* **THE EXERCISE**:
Do not copy the pictures; transcribe all other material exactly.
========
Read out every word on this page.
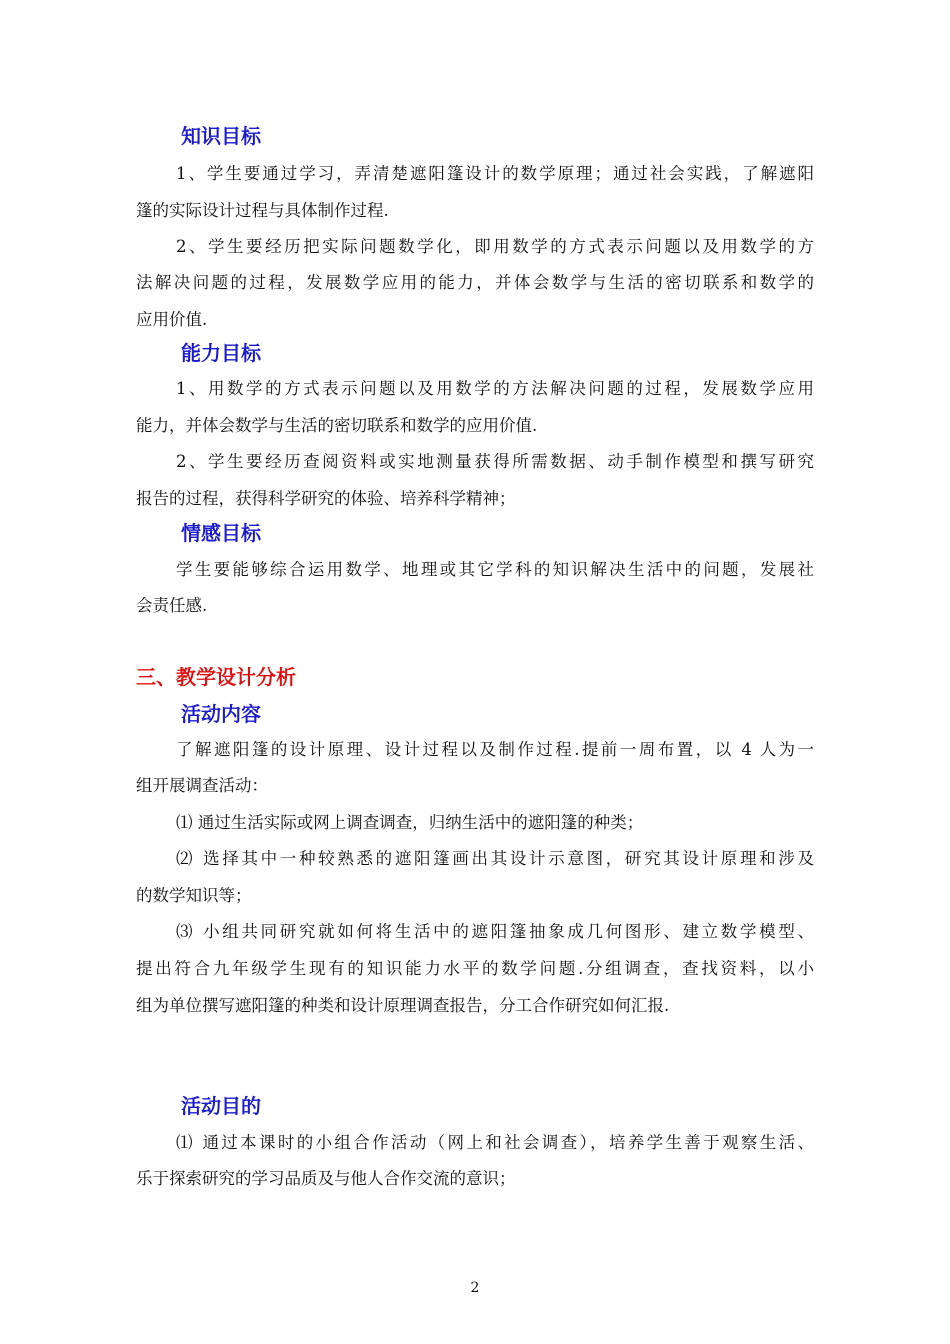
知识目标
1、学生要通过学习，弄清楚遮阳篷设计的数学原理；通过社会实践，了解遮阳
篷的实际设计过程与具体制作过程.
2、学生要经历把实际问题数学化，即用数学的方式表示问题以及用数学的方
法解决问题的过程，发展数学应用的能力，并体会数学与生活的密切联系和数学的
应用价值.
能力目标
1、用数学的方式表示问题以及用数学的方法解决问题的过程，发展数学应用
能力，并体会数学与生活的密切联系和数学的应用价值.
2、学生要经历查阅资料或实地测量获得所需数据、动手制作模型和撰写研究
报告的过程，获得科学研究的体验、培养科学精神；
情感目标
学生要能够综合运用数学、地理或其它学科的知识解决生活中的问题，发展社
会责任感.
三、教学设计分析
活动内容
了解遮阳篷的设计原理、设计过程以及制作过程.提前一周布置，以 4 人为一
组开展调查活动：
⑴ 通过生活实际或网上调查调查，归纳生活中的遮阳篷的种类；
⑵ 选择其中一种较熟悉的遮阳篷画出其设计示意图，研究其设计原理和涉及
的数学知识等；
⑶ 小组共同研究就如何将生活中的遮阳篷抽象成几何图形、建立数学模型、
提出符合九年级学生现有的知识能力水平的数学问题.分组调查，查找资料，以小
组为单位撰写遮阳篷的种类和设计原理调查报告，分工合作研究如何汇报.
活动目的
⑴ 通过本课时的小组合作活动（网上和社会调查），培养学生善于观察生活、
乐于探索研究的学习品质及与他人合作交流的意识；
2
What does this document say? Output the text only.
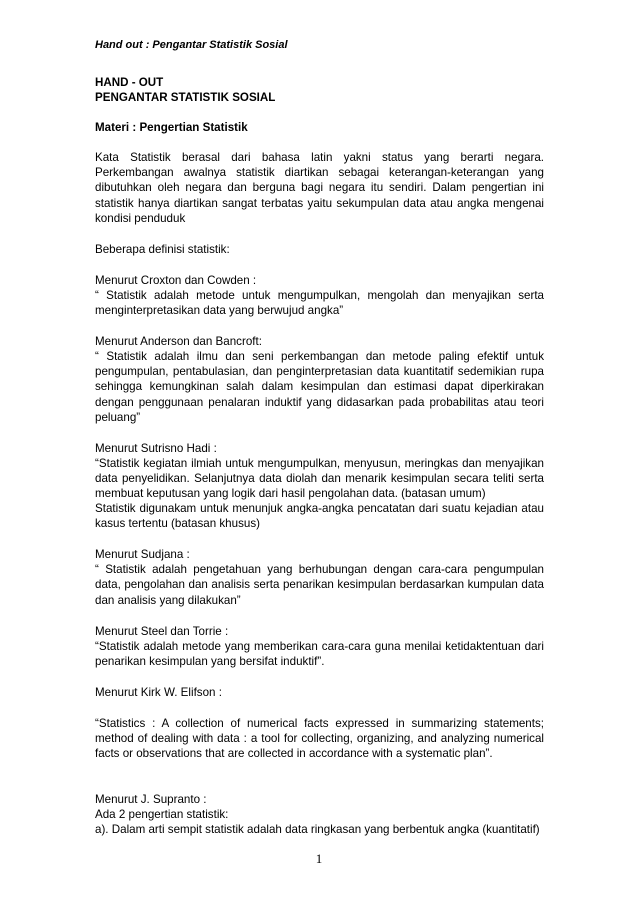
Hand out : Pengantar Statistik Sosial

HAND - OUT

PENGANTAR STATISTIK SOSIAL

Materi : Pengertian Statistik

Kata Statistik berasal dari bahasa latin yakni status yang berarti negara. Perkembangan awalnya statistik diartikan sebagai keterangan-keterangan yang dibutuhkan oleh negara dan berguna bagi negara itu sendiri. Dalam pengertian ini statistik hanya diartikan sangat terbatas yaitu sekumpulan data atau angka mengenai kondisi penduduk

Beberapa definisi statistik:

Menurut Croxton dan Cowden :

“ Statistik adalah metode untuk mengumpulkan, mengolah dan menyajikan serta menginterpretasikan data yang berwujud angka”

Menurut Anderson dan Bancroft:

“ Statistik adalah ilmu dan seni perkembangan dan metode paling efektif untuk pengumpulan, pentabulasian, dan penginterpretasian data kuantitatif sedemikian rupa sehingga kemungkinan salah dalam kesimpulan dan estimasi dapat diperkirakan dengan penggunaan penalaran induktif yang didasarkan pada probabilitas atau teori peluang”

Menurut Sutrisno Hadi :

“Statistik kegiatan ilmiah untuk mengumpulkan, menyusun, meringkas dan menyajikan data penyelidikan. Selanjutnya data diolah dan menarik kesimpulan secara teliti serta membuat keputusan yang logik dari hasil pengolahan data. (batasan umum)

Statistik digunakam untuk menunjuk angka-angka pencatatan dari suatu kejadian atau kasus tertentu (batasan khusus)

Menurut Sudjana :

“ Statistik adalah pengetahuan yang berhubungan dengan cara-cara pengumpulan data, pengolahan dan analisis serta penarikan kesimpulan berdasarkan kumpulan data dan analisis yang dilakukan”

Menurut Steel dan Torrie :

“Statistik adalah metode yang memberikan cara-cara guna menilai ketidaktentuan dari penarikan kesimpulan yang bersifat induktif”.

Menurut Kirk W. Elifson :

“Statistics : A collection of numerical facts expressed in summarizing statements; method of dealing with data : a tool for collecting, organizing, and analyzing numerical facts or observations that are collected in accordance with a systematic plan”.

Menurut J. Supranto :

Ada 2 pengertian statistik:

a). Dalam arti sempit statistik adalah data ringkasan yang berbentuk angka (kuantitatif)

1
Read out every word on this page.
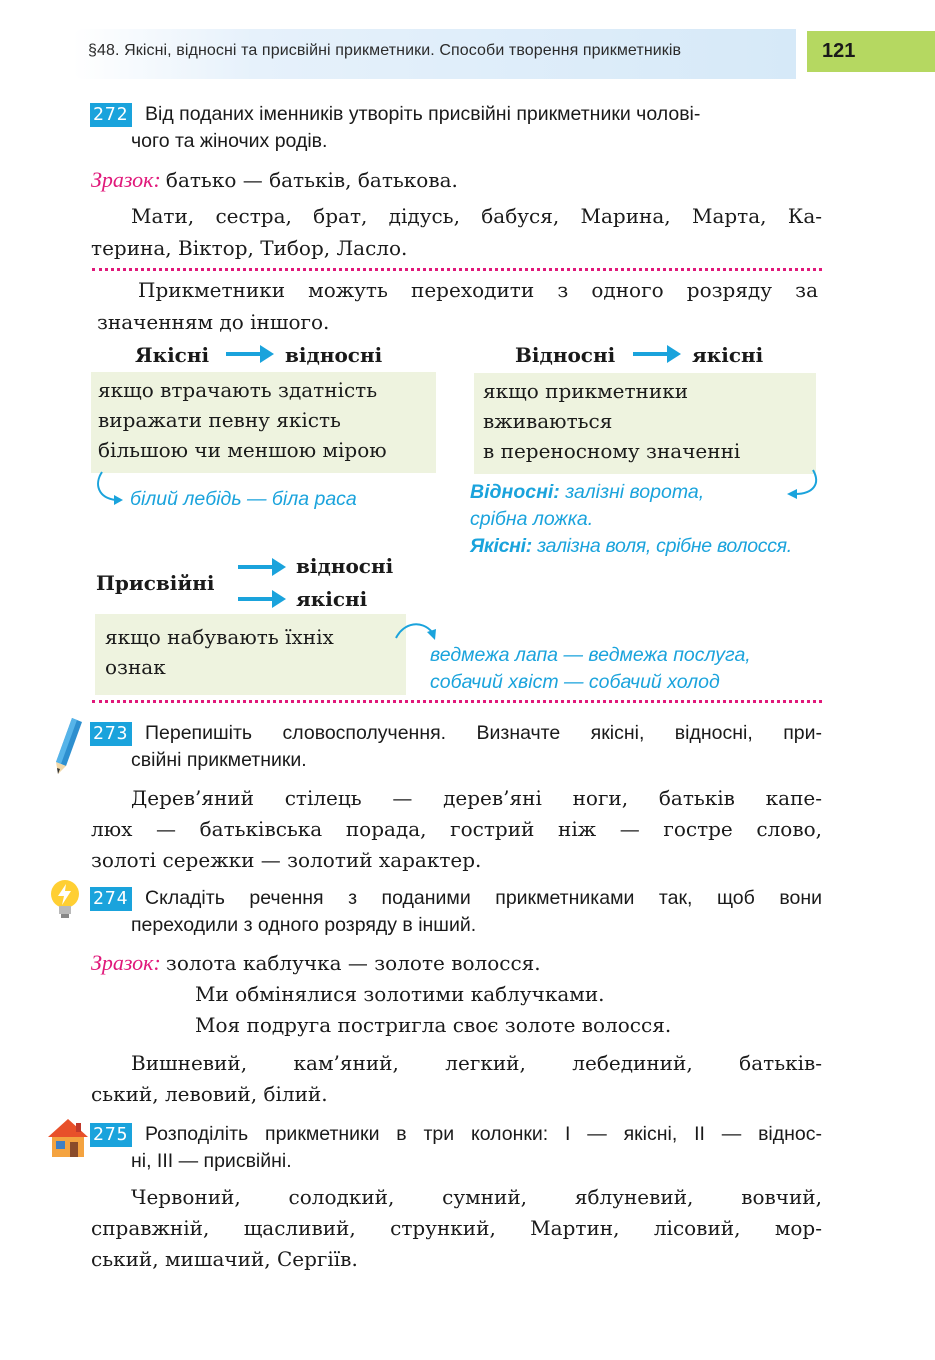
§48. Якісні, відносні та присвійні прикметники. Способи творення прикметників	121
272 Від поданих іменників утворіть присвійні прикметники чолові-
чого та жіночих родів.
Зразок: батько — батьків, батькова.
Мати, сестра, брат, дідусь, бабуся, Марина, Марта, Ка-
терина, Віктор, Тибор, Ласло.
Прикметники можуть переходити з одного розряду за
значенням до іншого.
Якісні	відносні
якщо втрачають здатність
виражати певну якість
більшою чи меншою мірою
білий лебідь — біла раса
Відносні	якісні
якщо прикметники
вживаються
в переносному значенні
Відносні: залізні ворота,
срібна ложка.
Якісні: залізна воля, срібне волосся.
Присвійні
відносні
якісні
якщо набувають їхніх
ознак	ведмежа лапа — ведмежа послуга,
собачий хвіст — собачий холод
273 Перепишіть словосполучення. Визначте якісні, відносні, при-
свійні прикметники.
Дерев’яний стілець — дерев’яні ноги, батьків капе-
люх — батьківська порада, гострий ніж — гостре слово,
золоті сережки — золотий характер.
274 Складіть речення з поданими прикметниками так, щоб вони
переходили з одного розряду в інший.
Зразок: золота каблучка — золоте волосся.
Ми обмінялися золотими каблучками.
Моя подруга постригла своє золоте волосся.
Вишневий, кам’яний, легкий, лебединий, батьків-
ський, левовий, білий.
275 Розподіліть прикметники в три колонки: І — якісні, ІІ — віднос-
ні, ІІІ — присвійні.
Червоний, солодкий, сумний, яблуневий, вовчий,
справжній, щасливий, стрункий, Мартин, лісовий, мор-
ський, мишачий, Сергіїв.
========
* **ANSWER TO THIS PROBLEM**:
Read out every word on this page.
知识目标
1、学生要通过学习，弄清楚遮阳篷设计的数学原理；通过社会实践，了解遮阳
篷的实际设计过程与具体制作过程.
2、学生要经历把实际问题数学化，即用数学的方式表示问题以及用数学的方
法解决问题的过程，发展数学应用的能力，并体会数学与生活的密切联系和数学的
应用价值.
能力目标
1、用数学的方式表示问题以及用数学的方法解决问题的过程，发展数学应用
能力，并体会数学与生活的密切联系和数学的应用价值.
2、学生要经历查阅资料或实地测量获得所需数据、动手制作模型和撰写研究
报告的过程，获得科学研究的体验、培养科学精神；
情感目标
学生要能够综合运用数学、地理或其它学科的知识解决生活中的问题，发展社
会责任感.
三、教学设计分析
活动内容
了解遮阳篷的设计原理、设计过程以及制作过程.提前一周布置，以 4 人为一
组开展调查活动：
⑴ 通过生活实际或网上调查调查，归纳生活中的遮阳篷的种类；
⑵ 选择其中一种较熟悉的遮阳篷画出其设计示意图，研究其设计原理和涉及
的数学知识等；
⑶ 小组共同研究就如何将生活中的遮阳篷抽象成几何图形、建立数学模型、
提出符合九年级学生现有的知识能力水平的数学问题.分组调查，查找资料，以小
组为单位撰写遮阳篷的种类和设计原理调查报告，分工合作研究如何汇报.
活动目的
⑴ 通过本课时的小组合作活动（网上和社会调查），培养学生善于观察生活、
乐于探索研究的学习品质及与他人合作交流的意识；
2
What does this document say? Output the text only.
Hand out : Pengantar Statistik Sosial

HAND - OUT

PENGANTAR STATISTIK SOSIAL

Materi : Pengertian Statistik

Kata Statistik berasal dari bahasa latin yakni status yang berarti negara. Perkembangan awalnya statistik diartikan sebagai keterangan-keterangan yang dibutuhkan oleh negara dan berguna bagi negara itu sendiri. Dalam pengertian ini statistik hanya diartikan sangat terbatas yaitu sekumpulan data atau angka mengenai kondisi penduduk

Beberapa definisi statistik:

Menurut Croxton dan Cowden :

“ Statistik adalah metode untuk mengumpulkan, mengolah dan menyajikan serta menginterpretasikan data yang berwujud angka”

Menurut Anderson dan Bancroft:

“ Statistik adalah ilmu dan seni perkembangan dan metode paling efektif untuk pengumpulan, pentabulasian, dan penginterpretasian data kuantitatif sedemikian rupa sehingga kemungkinan salah dalam kesimpulan dan estimasi dapat diperkirakan dengan penggunaan penalaran induktif yang didasarkan pada probabilitas atau teori peluang”

Menurut Sutrisno Hadi :

“Statistik kegiatan ilmiah untuk mengumpulkan, menyusun, meringkas dan menyajikan data penyelidikan. Selanjutnya data diolah dan menarik kesimpulan secara teliti serta membuat keputusan yang logik dari hasil pengolahan data. (batasan umum)

Statistik digunakam untuk menunjuk angka-angka pencatatan dari suatu kejadian atau kasus tertentu (batasan khusus)

Menurut Sudjana :

“ Statistik adalah pengetahuan yang berhubungan dengan cara-cara pengumpulan data, pengolahan dan analisis serta penarikan kesimpulan berdasarkan kumpulan data dan analisis yang dilakukan”

Menurut Steel dan Torrie :

“Statistik adalah metode yang memberikan cara-cara guna menilai ketidaktentuan dari penarikan kesimpulan yang bersifat induktif”.

Menurut Kirk W. Elifson :

“Statistics : A collection of numerical facts expressed in summarizing statements; method of dealing with data : a tool for collecting, organizing, and analyzing numerical facts or observations that are collected in accordance with a systematic plan”.

Menurut J. Supranto :

Ada 2 pengertian statistik:

a). Dalam arti sempit statistik adalah data ringkasan yang berbentuk angka (kuantitatif)

1
Read out every word on this page.
§48. Якісні, відносні та присвійні прикметники. Способи творення прикметників	121
272 Від поданих іменників утворіть присвійні прикметники чолові-
чого та жіночих родів.
Зразок: батько — батьків, батькова.
Мати, сестра, брат, дідусь, бабуся, Марина, Марта, Ка-
терина, Віктор, Тибор, Ласло.
Прикметники можуть переходити з одного розряду за
значенням до іншого.
Якісні	відносні
якщо втрачають здатність
виражати певну якість
більшою чи меншою мірою
білий лебідь — біла раса
Відносні	якісні
якщо прикметники
вживаються
в переносному значенні
Відносні: залізні ворота,
срібна ложка.
Якісні: залізна воля, срібне волосся.
Присвійні
відносні
якісні
якщо набувають їхніх
ознак	ведмежа лапа — ведмежа послуга,
собачий хвіст — собачий холод
273 Перепишіть словосполучення. Визначте якісні, відносні, при-
свійні прикметники.
Дерев’яний стілець — дерев’яні ноги, батьків капе-
люх — батьківська порада, гострий ніж — гостре слово,
золоті сережки — золотий характер.
274 Складіть речення з поданими прикметниками так, щоб вони
переходили з одного розряду в інший.
Зразок: золота каблучка — золоте волосся.
Ми обмінялися золотими каблучками.
Моя подруга постригла своє золоте волосся.
Вишневий, кам’яний, легкий, лебединий, батьків-
ський, левовий, білий.
275 Розподіліть прикметники в три колонки: І — якісні, ІІ — віднос-
ні, ІІІ — присвійні.
Червоний, солодкий, сумний, яблуневий, вовчий,
справжній, щасливий, стрункий, Мартин, лісовий, мор-
ський, мишачий, Сергіїв.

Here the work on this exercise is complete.